[start]
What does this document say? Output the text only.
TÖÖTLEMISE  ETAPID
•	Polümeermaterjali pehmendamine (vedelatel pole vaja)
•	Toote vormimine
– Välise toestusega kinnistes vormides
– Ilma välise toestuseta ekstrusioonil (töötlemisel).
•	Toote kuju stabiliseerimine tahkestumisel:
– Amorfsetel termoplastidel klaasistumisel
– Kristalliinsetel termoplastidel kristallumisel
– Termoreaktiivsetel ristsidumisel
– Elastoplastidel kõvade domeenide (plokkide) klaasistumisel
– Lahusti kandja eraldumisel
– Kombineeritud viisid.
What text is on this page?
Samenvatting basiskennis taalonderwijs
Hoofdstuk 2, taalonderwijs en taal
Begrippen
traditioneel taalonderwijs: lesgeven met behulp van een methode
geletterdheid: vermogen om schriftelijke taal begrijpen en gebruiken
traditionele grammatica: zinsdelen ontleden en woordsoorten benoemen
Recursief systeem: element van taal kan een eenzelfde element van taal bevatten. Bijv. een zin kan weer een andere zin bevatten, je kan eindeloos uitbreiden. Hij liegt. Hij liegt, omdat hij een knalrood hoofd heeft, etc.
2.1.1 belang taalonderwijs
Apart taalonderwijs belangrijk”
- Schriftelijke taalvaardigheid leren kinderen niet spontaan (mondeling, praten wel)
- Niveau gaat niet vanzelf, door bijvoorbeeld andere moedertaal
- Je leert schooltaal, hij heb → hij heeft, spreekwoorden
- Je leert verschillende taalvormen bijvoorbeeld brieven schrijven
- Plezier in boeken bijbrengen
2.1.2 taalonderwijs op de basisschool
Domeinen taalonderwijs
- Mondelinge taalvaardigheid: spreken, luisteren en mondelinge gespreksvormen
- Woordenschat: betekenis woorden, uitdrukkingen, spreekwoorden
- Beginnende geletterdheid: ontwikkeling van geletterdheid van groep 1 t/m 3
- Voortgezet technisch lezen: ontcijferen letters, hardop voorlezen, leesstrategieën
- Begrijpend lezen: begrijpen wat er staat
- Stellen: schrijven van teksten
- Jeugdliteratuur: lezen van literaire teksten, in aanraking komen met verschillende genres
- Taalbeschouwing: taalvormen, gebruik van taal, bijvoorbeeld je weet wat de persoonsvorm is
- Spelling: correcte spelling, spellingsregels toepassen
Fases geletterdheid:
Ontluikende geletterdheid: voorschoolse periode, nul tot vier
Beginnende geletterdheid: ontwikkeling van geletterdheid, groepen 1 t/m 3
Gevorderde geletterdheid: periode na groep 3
[end]
* _The problem_
Lines containing the string "andere" are to be selected and copied.

* _Result of this exercise_
Recursief systeem: element van taal kan een eenzelfde element van taal bevatten. Bijv. een zin kan weer een andere zin bevatten, je kan eindeloos uitbreiden. Hij liegt. Hij liegt, omdat hij een knalrood hoofd heeft, etc.
- Niveau gaat niet vanzelf, door bijvoorbeeld andere moedertaal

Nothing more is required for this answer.